* **Set problem**
Copy every entry word for word. Skip the pictures.

* **Data provided**

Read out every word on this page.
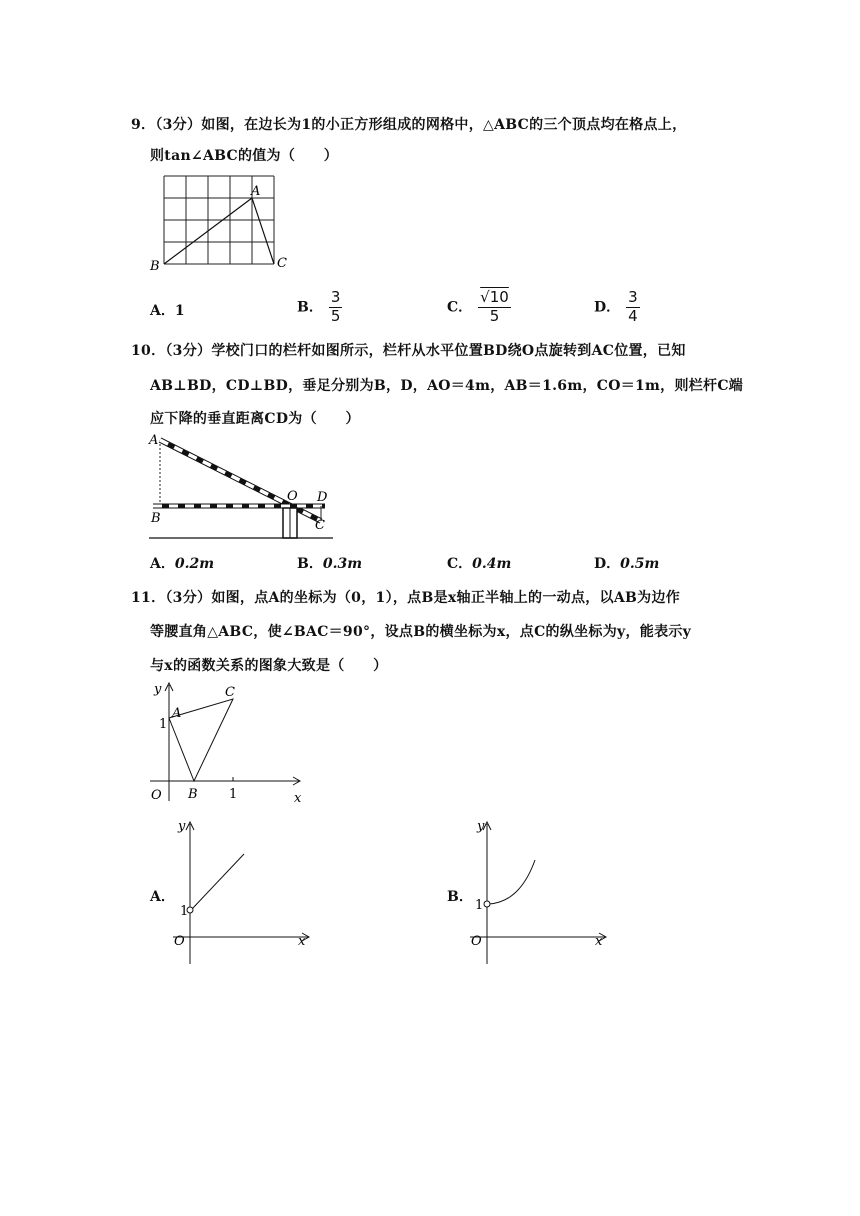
9．（3分）如图，在边长为1的小正方形组成的网格中，△ABC的三个顶点均在格点上，
则tan∠ABC的值为（　　）
A
B	C
A．1	B． $\frac{3}{5}$	C． $\frac{√10}{5}$	D． $\frac{3}{4}$
10．（3分）学校门口的栏杆如图所示，栏杆从水平位置BD绕O点旋转到AC位置，已知
AB⊥BD，CD⊥BD，垂足分别为B，D，AO＝4m，AB＝1.6m，CO＝1m，则栏杆C端
应下降的垂直距离CD为（　　）
A
B
O D
C
A．0.2m	B．0.3m	C．0.4m	D．0.5m
11．（3分）如图，点A的坐标为（0，1），点B是x轴正半轴上的一动点，以AB为边作
等腰直角△ABC，使∠BAC＝90°，设点B的横坐标为x，点C的纵坐标为y，能表示y
与x的函数关系的图象大致是（　　）
y
x
O
1
1
A
B
C
A．
y
x
O
1
B．
y
x
O
1
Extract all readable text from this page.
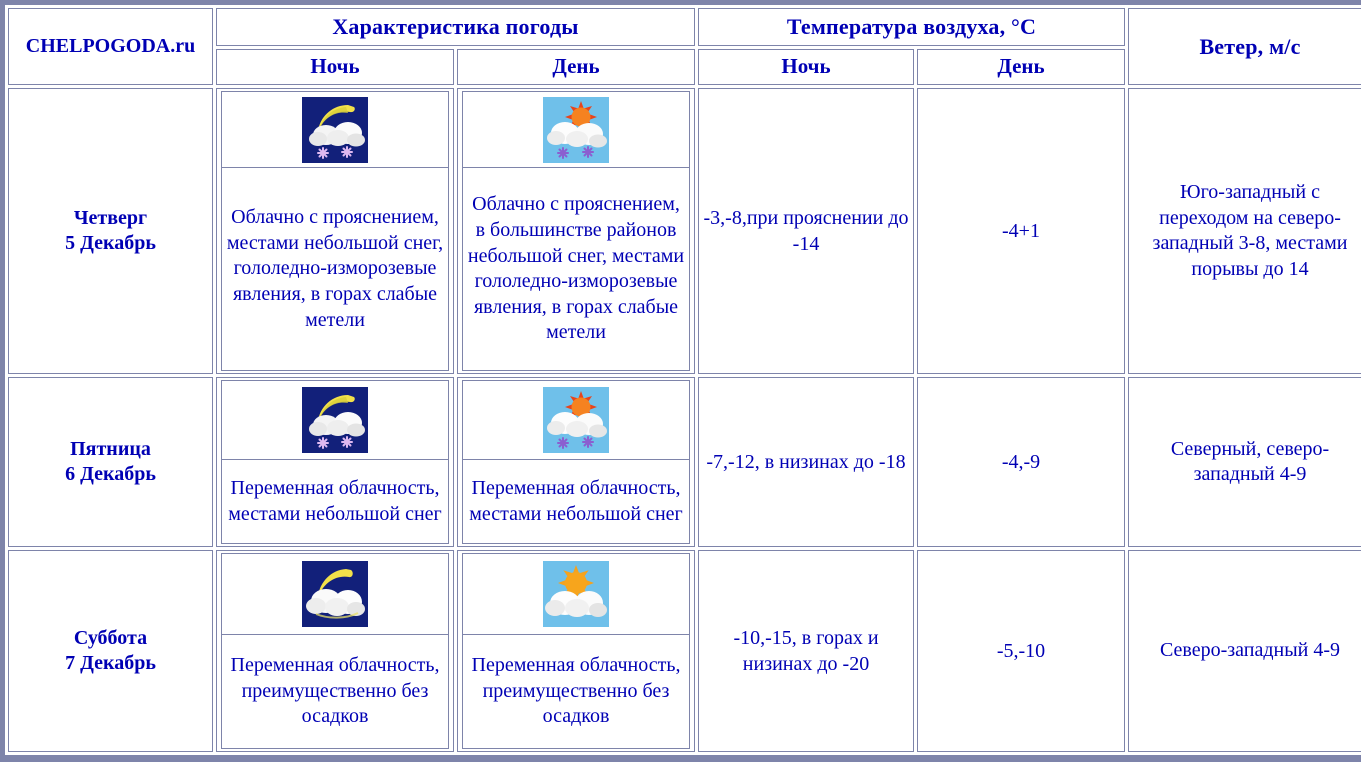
CHELPOGODA.ru	Характеристика погоды		Температура воздуха, °C		Ветер, м/с
	Ночь	День	Ночь	День	

Четверг
5 Декабрь	Облачно с прояснением, местами небольшой снег, гололедно-изморозевые явления, в горах слабые метели	Облачно с прояснением, в большинстве районов небольшой снег, местами гололедно-изморозевые явления, в горах слабые метели	-3,-8,при прояснении до -14	-4+1	Юго-западный с переходом на северо-западный 3-8, местами порывы до 14

Пятница
6 Декабрь	Переменная облачность, местами небольшой снег	Переменная облачность, местами небольшой снег	-7,-12, в низинах до -18	-4,-9	Северный, северо-западный 4-9

Суббота
7 Декабрь	Переменная облачность, преимущественно без осадков	Переменная облачность, преимущественно без осадков	-10,-15, в горах и низинах до -20	-5,-10	Северо-западный 4-9
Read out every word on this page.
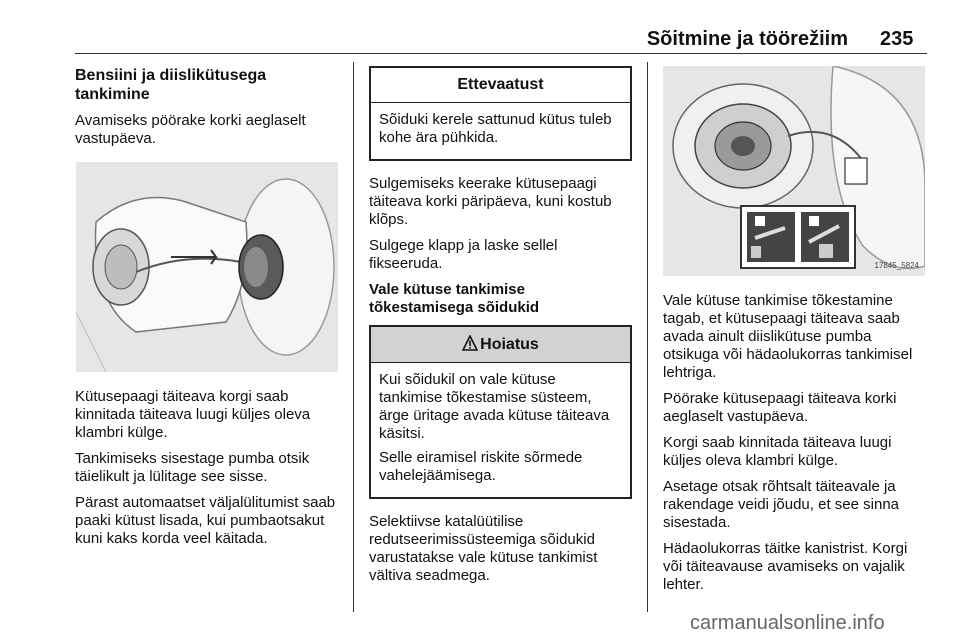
Sõitmine ja töörežiim 235
Bensiini ja diislikütusega tankimine

Avamiseks pöörake korki aeglaselt vastupäeva.

Kütusepaagi täiteava korgi saab kinnitada täiteava luugi küljes oleva klambri külge.

Tankimiseks sisestage pumba otsik täielikult ja lülitage see sisse.

Pärast automaatset väljalülitumist saab paaki kütust lisada, kui pumbaotsakut kuni kaks korda veel käitada.

Ettevaatust

Sõiduki kerele sattunud kütus tuleb kohe ära pühkida.

Sulgemiseks keerake kütusepaagi täiteava korki päripäeva, kuni kostub klõps.

Sulgege klapp ja laske sellel fikseeruda.

Vale kütuse tankimise tõkestamisega sõidukid
Hoiatus

Kui sõidukil on vale kütuse tankimise tõkestamise süsteem, ärge üritage avada kütuse täiteava käsitsi.

Selle eiramisel riskite sõrmede vahelejäämisega.

Selektiivse katalüütilise redutseerimissüsteemiga sõidukid varustatakse vale kütuse tankimist vältiva seadmega.

17845_5824

Vale kütuse tankimise tõkestamine tagab, et kütusepaagi täiteava saab avada ainult diislikütuse pumba otsikuga või hädaolukorras tankimisel lehtriga.

Pöörake kütusepaagi täiteava korki aeglaselt vastupäeva.

Korgi saab kinnitada täiteava luugi küljes oleva klambri külge.

Asetage otsak rõhtsalt täiteavale ja rakendage veidi jõudu, et see sinna sisestada.

Hädaolukorras täitke kanistrist. Korgi või täiteavause avamiseks on vajalik lehter.

carmanualsonline.info
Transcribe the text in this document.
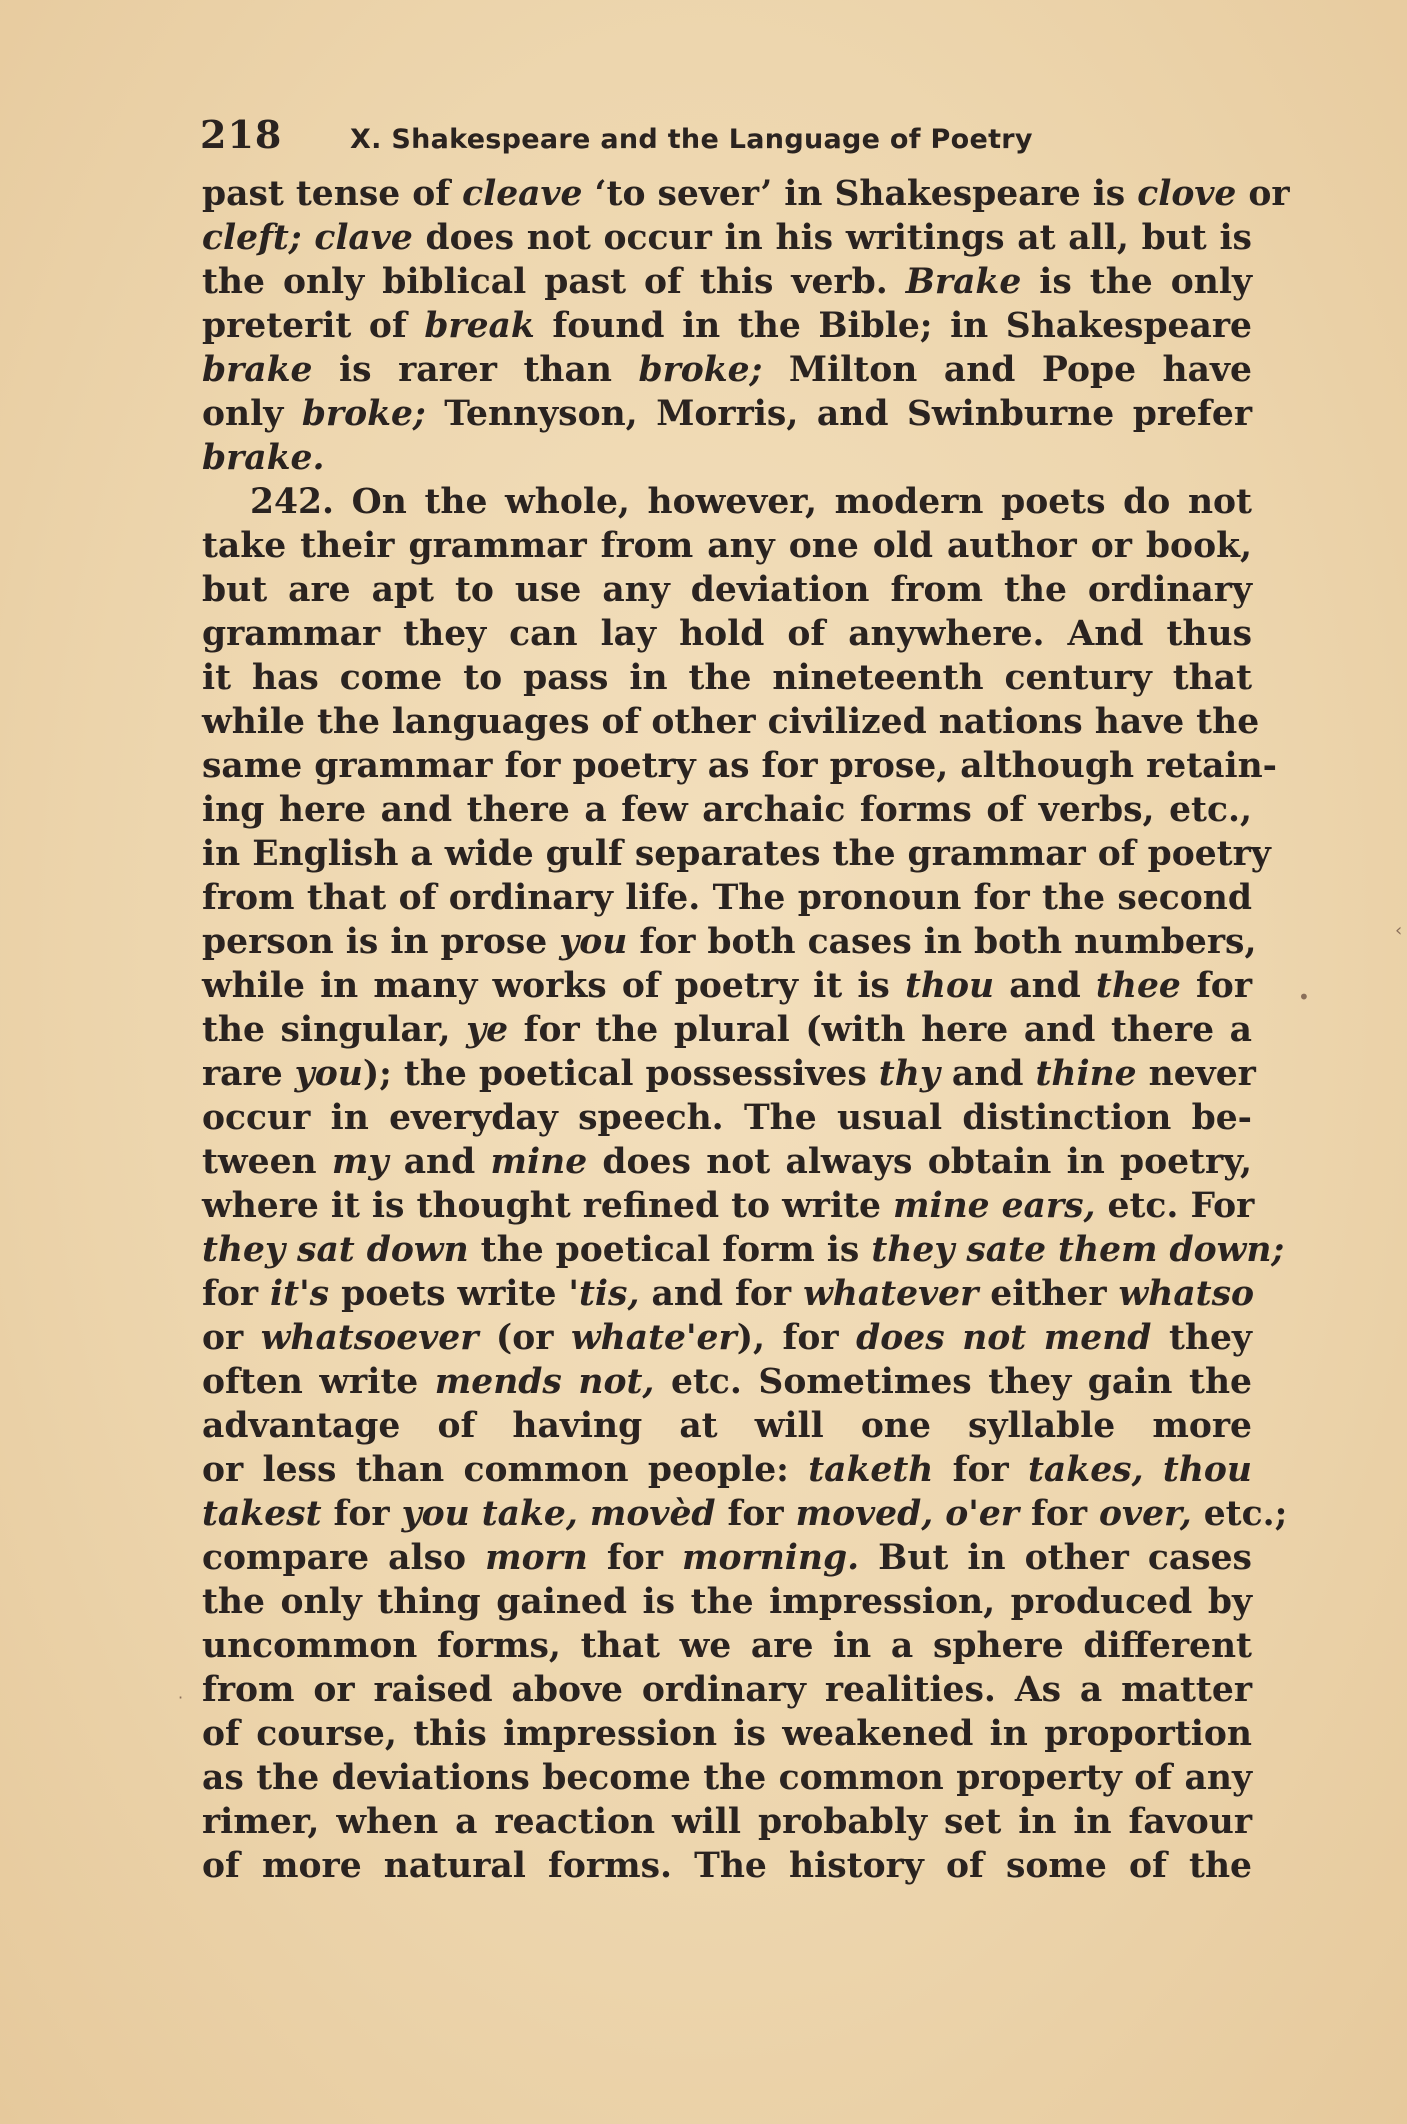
218	X. Shakespeare and the Language of Poetry
past tense of cleave ‘to sever’ in Shakespeare is clove or
cleft; clave does not occur in his writings at all, but is
the only biblical past of this verb. Brake is the only
preterit of break found in the Bible; in Shakespeare
brake is rarer than broke; Milton and Pope have
only broke; Tennyson, Morris, and Swinburne prefer
brake.
242. On the whole, however, modern poets do not
take their grammar from any one old author or book,
but are apt to use any deviation from the ordinary
grammar they can lay hold of anywhere. And thus
it has come to pass in the nineteenth century that
while the languages of other civilized nations have the
same grammar for poetry as for prose, although retain-
ing here and there a few archaic forms of verbs, etc.,
in English a wide gulf separates the grammar of poetry
from that of ordinary life. The pronoun for the second
person is in prose you for both cases in both numbers,
while in many works of poetry it is thou and thee for
the singular, ye for the plural (with here and there a
rare you); the poetical possessives thy and thine never
occur in everyday speech. The usual distinction be-
tween my and mine does not always obtain in poetry,
where it is thought refined to write mine ears, etc. For
they sat down the poetical form is they sate them down;
for it's poets write 'tis, and for whatever either whatso
or whatsoever (or whate'er), for does not mend they
often write mends not, etc. Sometimes they gain the
advantage of having at will one syllable more
or less than common people: taketh for takes, thou
takest for you take, movèd for moved, o'er for over, etc.;
compare also morn for morning. But in other cases
the only thing gained is the impression, produced by
uncommon forms, that we are in a sphere different
from or raised above ordinary realities. As a matter
of course, this impression is weakened in proportion
as the deviations become the common property of any
rimer, when a reaction will probably set in in favour
of more natural forms. The history of some of the
‹
•
·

* **Response to this exercise**
Read out every word on this page.
9．（3分）如图，在边长为1的小正方形组成的网格中，△ABC的三个顶点均在格点上，
则tan∠ABC的值为（　　）
A
B	C
A．1	B． $\frac{3}{5}$	C． $\frac{√10}{5}$	D． $\frac{3}{4}$
10．（3分）学校门口的栏杆如图所示，栏杆从水平位置BD绕O点旋转到AC位置，已知
AB⊥BD，CD⊥BD，垂足分别为B，D，AO＝4m，AB＝1.6m，CO＝1m，则栏杆C端
应下降的垂直距离CD为（　　）
A
B
O D
C
A．0.2m	B．0.3m	C．0.4m	D．0.5m
11．（3分）如图，点A的坐标为（0，1），点B是x轴正半轴上的一动点，以AB为边作
等腰直角△ABC，使∠BAC＝90°，设点B的横坐标为x，点C的纵坐标为y，能表示y
与x的函数关系的图象大致是（　　）
y
x
O
1
1
A
B
C
A．
y
x
O
1
B．
y
x
O
1
Extract all readable text from this page.
CHELPOGODA.ru	Характеристика погоды		Температура воздуха, °C		Ветер, м/с
	Ночь	День	Ночь	День	

Четверг
5 Декабрь	Облачно с прояснением, местами небольшой снег, гололедно-изморозевые явления, в горах слабые метели	Облачно с прояснением, в большинстве районов небольшой снег, местами гололедно-изморозевые явления, в горах слабые метели	-3,-8,при прояснении до -14	-4+1	Юго-западный с переходом на северо-западный 3-8, местами порывы до 14

Пятница
6 Декабрь	Переменная облачность, местами небольшой снег	Переменная облачность, местами небольшой снег	-7,-12, в низинах до -18	-4,-9	Северный, северо-западный 4-9

Суббота
7 Декабрь	Переменная облачность, преимущественно без осадков	Переменная облачность, преимущественно без осадков	-10,-15, в горах и низинах до -20	-5,-10	Северо-западный 4-9
Read out every word on this page.
Sõitmine ja töörežiim 235
Bensiini ja diislikütusega tankimine

Avamiseks pöörake korki aeglaselt vastupäeva.

Kütusepaagi täiteava korgi saab kinnitada täiteava luugi küljes oleva klambri külge.

Tankimiseks sisestage pumba otsik täielikult ja lülitage see sisse.

Pärast automaatset väljalülitumist saab paaki kütust lisada, kui pumbaotsakut kuni kaks korda veel käitada.

Ettevaatust

Sõiduki kerele sattunud kütus tuleb kohe ära pühkida.

Sulgemiseks keerake kütusepaagi täiteava korki päripäeva, kuni kostub klõps.

Sulgege klapp ja laske sellel fikseeruda.

Vale kütuse tankimise tõkestamisega sõidukid
Hoiatus

Kui sõidukil on vale kütuse tankimise tõkestamise süsteem, ärge üritage avada kütuse täiteava käsitsi.

Selle eiramisel riskite sõrmede vahelejäämisega.

Selektiivse katalüütilise redutseerimissüsteemiga sõidukid varustatakse vale kütuse tankimist vältiva seadmega.

17845_5824

Vale kütuse tankimise tõkestamine tagab, et kütusepaagi täiteava saab avada ainult diislikütuse pumba otsikuga või hädaolukorras tankimisel lehtriga.

Pöörake kütusepaagi täiteava korki aeglaselt vastupäeva.

Korgi saab kinnitada täiteava luugi küljes oleva klambri külge.

Asetage otsak rõhtsalt täiteavale ja rakendage veidi jõudu, et see sinna sisestada.

Hädaolukorras täitke kanistrist. Korgi või täiteavause avamiseks on vajalik lehter.

carmanualsonline.info
Transcribe the text in this document.
218	X. Shakespeare and the Language of Poetry
past tense of cleave ‘to sever’ in Shakespeare is clove or
cleft; clave does not occur in his writings at all, but is
the only biblical past of this verb. Brake is the only
preterit of break found in the Bible; in Shakespeare
brake is rarer than broke; Milton and Pope have
only broke; Tennyson, Morris, and Swinburne prefer
brake.
242. On the whole, however, modern poets do not
take their grammar from any one old author or book,
but are apt to use any deviation from the ordinary
grammar they can lay hold of anywhere. And thus
it has come to pass in the nineteenth century that
while the languages of other civilized nations have the
same grammar for poetry as for prose, although retain-
ing here and there a few archaic forms of verbs, etc.,
in English a wide gulf separates the grammar of poetry
from that of ordinary life. The pronoun for the second
person is in prose you for both cases in both numbers,
while in many works of poetry it is thou and thee for
the singular, ye for the plural (with here and there a
rare you); the poetical possessives thy and thine never
occur in everyday speech. The usual distinction be-
tween my and mine does not always obtain in poetry,
where it is thought refined to write mine ears, etc. For
they sat down the poetical form is they sate them down;
for it's poets write 'tis, and for whatever either whatso
or whatsoever (or whate'er), for does not mend they
often write mends not, etc. Sometimes they gain the
advantage of having at will one syllable more
or less than common people: taketh for takes, thou
takest for you take, movèd for moved, o'er for over, etc.;
compare also morn for morning. But in other cases
the only thing gained is the impression, produced by
uncommon forms, that we are in a sphere different
from or raised above ordinary realities. As a matter
of course, this impression is weakened in proportion
as the deviations become the common property of any
rimer, when a reaction will probably set in in favour
of more natural forms. The history of some of the
‹
•
·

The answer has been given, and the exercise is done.